##### Given records

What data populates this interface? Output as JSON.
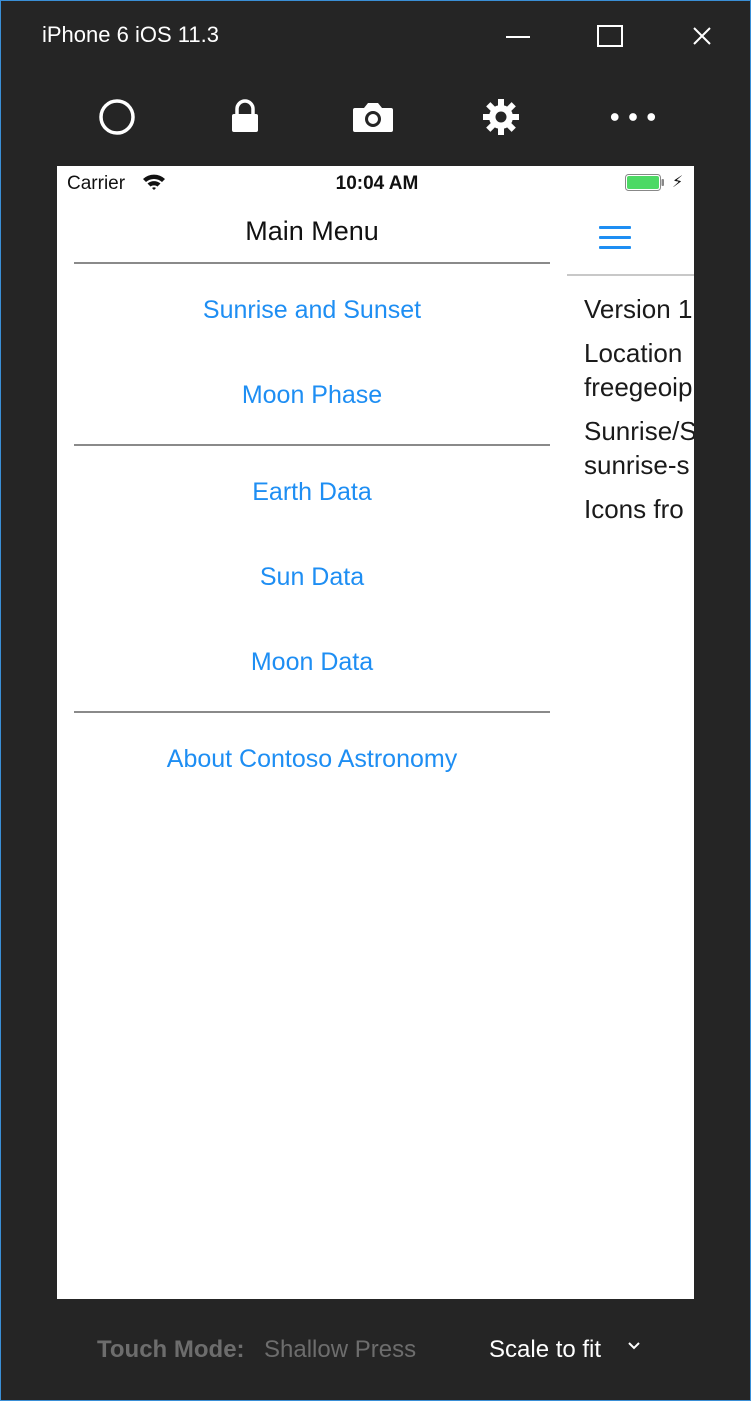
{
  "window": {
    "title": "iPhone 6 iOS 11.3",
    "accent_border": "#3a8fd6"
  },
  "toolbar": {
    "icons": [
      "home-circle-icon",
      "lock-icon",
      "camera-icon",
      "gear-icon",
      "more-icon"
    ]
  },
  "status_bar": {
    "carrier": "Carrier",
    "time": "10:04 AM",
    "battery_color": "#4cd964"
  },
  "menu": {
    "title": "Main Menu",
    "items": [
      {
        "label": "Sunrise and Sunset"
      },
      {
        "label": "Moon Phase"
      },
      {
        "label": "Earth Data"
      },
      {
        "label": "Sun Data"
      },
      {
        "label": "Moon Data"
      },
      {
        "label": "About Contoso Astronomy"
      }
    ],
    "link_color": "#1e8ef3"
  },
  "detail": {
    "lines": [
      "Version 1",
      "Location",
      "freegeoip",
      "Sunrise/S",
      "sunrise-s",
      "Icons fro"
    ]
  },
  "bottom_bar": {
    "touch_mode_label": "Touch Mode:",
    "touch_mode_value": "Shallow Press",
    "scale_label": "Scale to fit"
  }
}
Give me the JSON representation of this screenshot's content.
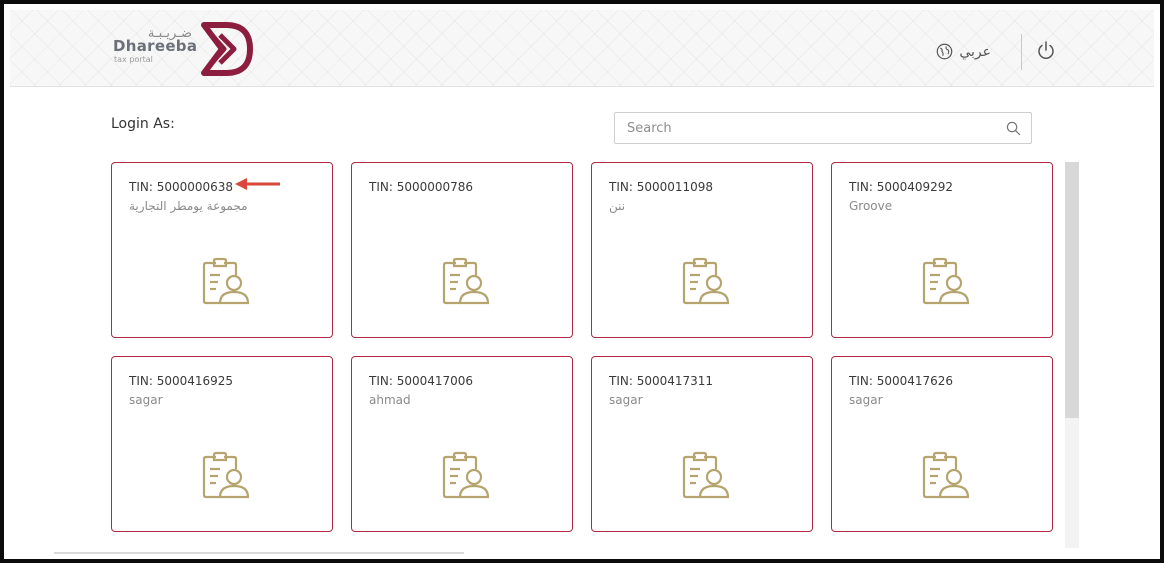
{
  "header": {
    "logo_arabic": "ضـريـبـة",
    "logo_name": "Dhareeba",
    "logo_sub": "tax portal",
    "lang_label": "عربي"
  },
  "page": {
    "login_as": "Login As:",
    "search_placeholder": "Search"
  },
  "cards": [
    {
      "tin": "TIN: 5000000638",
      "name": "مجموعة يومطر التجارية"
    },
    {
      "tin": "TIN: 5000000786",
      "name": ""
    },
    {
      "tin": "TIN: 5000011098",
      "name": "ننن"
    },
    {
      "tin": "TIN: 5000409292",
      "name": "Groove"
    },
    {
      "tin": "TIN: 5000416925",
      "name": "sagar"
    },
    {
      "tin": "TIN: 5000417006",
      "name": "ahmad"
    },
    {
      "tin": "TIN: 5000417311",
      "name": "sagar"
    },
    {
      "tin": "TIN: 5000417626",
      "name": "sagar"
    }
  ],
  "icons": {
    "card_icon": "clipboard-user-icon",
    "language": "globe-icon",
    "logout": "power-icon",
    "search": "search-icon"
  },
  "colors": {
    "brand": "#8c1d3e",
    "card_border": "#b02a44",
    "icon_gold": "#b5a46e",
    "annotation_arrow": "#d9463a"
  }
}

##########
##### Given records

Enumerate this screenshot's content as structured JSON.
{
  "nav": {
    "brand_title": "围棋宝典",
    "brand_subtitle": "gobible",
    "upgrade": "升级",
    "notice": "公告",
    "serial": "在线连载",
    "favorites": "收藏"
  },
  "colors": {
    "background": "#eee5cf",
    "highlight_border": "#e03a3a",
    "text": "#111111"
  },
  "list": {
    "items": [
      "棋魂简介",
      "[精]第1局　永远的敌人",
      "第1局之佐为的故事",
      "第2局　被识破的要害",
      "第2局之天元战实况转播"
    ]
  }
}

##########

▶ [Problem] Using the records above, gather all lines where the string "JSON" is present.

▶ [Full response]
What data populates this interface? Output as JSON.
Give me the JSON representation of this screenshot's content.
Enumerate this screenshot's content as structured JSON.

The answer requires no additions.